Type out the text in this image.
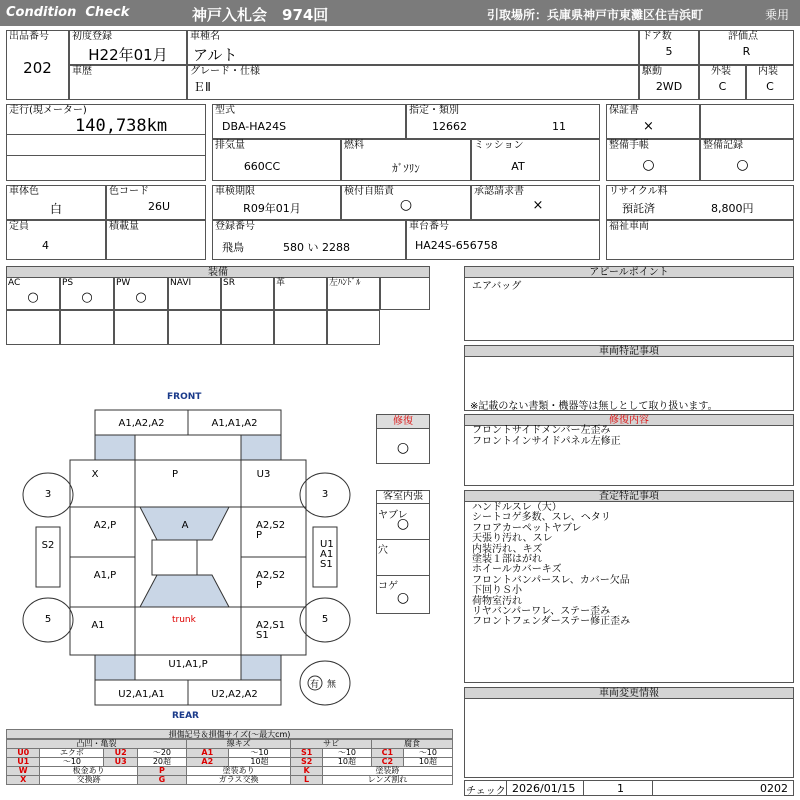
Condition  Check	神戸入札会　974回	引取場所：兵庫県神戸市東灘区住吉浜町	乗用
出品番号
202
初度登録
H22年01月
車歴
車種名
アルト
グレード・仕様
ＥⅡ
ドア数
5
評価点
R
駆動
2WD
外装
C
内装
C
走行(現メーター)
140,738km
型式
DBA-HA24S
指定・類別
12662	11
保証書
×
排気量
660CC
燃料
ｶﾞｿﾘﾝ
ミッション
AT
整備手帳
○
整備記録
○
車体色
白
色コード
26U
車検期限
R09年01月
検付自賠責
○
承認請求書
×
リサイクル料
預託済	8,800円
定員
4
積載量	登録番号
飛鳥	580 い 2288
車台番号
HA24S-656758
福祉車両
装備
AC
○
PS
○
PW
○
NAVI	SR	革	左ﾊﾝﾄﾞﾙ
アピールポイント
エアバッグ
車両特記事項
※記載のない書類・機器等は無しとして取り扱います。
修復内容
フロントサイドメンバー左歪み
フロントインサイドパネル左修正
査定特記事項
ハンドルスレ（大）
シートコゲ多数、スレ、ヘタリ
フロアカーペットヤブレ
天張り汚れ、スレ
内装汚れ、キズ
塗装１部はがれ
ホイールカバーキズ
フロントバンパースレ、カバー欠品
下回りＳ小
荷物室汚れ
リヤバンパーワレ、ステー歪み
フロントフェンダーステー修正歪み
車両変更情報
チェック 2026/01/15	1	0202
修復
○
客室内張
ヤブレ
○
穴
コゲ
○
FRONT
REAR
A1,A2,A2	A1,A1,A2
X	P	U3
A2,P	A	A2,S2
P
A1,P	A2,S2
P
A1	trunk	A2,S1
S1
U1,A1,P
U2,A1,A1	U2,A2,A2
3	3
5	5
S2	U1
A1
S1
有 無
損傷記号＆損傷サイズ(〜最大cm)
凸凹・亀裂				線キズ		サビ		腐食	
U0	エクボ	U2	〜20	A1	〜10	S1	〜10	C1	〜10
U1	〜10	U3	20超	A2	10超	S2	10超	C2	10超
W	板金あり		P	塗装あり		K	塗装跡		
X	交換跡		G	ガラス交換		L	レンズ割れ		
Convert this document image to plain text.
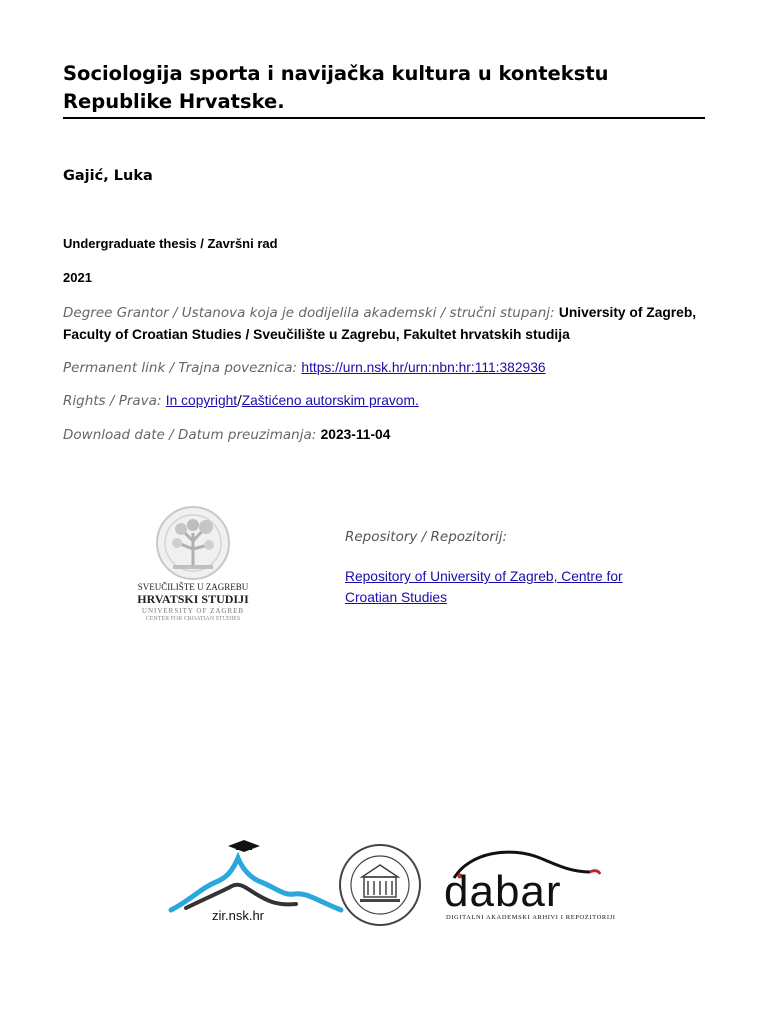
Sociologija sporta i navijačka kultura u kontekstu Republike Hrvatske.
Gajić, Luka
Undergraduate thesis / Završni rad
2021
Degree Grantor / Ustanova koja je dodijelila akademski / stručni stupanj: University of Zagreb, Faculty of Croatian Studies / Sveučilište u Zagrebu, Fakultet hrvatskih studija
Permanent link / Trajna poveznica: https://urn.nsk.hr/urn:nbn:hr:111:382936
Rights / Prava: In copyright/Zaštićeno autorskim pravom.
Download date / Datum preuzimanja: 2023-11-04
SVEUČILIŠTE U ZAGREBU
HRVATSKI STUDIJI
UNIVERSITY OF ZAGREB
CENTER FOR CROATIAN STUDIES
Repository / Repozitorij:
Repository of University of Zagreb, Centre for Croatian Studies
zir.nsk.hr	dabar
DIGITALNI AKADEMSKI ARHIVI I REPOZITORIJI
—————
:: What to produce ::
Transcribe each line above verbatim, with the pictures left out.

:: Written solution ::
Type out the text in this image.
Condition  Check	神戸入札会　974回	引取場所：兵庫県神戸市東灘区住吉浜町	乗用
出品番号
202
初度登録
H22年01月
車歴
車種名
アルト
グレード・仕様
ＥⅡ
ドア数
5
評価点
R
駆動
2WD
外装
C
内装
C
走行(現メーター)
140,738km
型式
DBA-HA24S
指定・類別
12662	11
保証書
×
排気量
660CC
燃料
ｶﾞｿﾘﾝ
ミッション
AT
整備手帳
○
整備記録
○
車体色
白
色コード
26U
車検期限
R09年01月
検付自賠責
○
承認請求書
×
リサイクル料
預託済	8,800円
定員
4
積載量	登録番号
飛鳥	580 い 2288
車台番号
HA24S-656758
福祉車両
装備
AC
○
PS
○
PW
○
NAVI	SR	革	左ﾊﾝﾄﾞﾙ
アピールポイント
エアバッグ
車両特記事項
※記載のない書類・機器等は無しとして取り扱います。
修復内容
フロントサイドメンバー左歪み
フロントインサイドパネル左修正
査定特記事項
ハンドルスレ（大）
シートコゲ多数、スレ、ヘタリ
フロアカーペットヤブレ
天張り汚れ、スレ
内装汚れ、キズ
塗装１部はがれ
ホイールカバーキズ
フロントバンパースレ、カバー欠品
下回りＳ小
荷物室汚れ
リヤバンパーワレ、ステー歪み
フロントフェンダーステー修正歪み
車両変更情報
チェック 2026/01/15	1	0202
修復
○
客室内張
ヤブレ
○
穴
コゲ
○
FRONT
REAR
A1,A2,A2	A1,A1,A2
X	P	U3
A2,P	A	A2,S2
P
A1,P	A2,S2
P
A1	trunk	A2,S1
S1
U1,A1,P
U2,A1,A1	U2,A2,A2
3	3
5	5
S2	U1
A1
S1
有 無
損傷記号＆損傷サイズ(〜最大cm)
凸凹・亀裂				線キズ		サビ		腐食	
U0	エクボ	U2	〜20	A1	〜10	S1	〜10	C1	〜10
U1	〜10	U3	20超	A2	10超	S2	10超	C2	10超
W	板金あり		P	塗装あり		K	塗装跡		
X	交換跡		G	ガラス交換		L	レンズ割れ		
Convert this document image to plain text.
Sociologija sporta i navijačka kultura u kontekstu Republike Hrvatske.
Gajić, Luka
Undergraduate thesis / Završni rad
2021
Degree Grantor / Ustanova koja je dodijelila akademski / stručni stupanj: University of Zagreb, Faculty of Croatian Studies / Sveučilište u Zagrebu, Fakultet hrvatskih studija
Permanent link / Trajna poveznica: https://urn.nsk.hr/urn:nbn:hr:111:382936
Rights / Prava: In copyright/Zaštićeno autorskim pravom.
Download date / Datum preuzimanja: 2023-11-04
SVEUČILIŠTE U ZAGREBU
HRVATSKI STUDIJI
UNIVERSITY OF ZAGREB
CENTER FOR CROATIAN STUDIES
Repository / Repozitorij:
Repository of University of Zagreb, Centre for Croatian Studies
zir.nsk.hr	dabar
DIGITALNI AKADEMSKI ARHIVI I REPOZITORIJI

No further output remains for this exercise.